Source data:
↓↓↓

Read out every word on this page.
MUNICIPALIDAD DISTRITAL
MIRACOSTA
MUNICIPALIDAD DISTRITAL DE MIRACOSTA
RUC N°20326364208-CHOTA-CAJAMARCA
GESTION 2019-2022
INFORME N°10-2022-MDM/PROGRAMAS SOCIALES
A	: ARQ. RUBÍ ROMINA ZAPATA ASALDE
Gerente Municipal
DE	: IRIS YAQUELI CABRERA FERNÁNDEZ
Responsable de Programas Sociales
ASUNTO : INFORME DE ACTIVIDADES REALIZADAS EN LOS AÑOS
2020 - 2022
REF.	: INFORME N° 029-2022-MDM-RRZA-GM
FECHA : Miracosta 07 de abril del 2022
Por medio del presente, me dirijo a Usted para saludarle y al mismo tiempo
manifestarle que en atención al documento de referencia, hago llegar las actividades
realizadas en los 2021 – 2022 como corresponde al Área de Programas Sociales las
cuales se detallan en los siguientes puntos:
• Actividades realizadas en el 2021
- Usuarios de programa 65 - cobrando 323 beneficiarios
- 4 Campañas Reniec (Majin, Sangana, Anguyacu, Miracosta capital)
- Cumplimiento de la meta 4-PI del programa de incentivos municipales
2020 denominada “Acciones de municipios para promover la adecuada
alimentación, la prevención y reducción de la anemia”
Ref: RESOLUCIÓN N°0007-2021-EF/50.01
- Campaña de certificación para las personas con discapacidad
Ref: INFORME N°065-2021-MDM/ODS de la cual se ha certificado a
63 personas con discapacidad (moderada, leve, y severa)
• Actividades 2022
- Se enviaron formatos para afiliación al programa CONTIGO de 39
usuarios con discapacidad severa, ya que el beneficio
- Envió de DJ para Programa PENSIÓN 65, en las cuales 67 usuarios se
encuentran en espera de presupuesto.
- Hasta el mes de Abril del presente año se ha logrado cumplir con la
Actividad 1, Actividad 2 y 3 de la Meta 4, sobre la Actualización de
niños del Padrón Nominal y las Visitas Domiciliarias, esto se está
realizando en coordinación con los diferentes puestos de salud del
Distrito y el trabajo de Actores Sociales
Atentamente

↑↑↑

What to work on:
What is the number of lines in the data that hold the string "MUNICIPALIDAD"? Answer with the number only.

Solution for this task:
2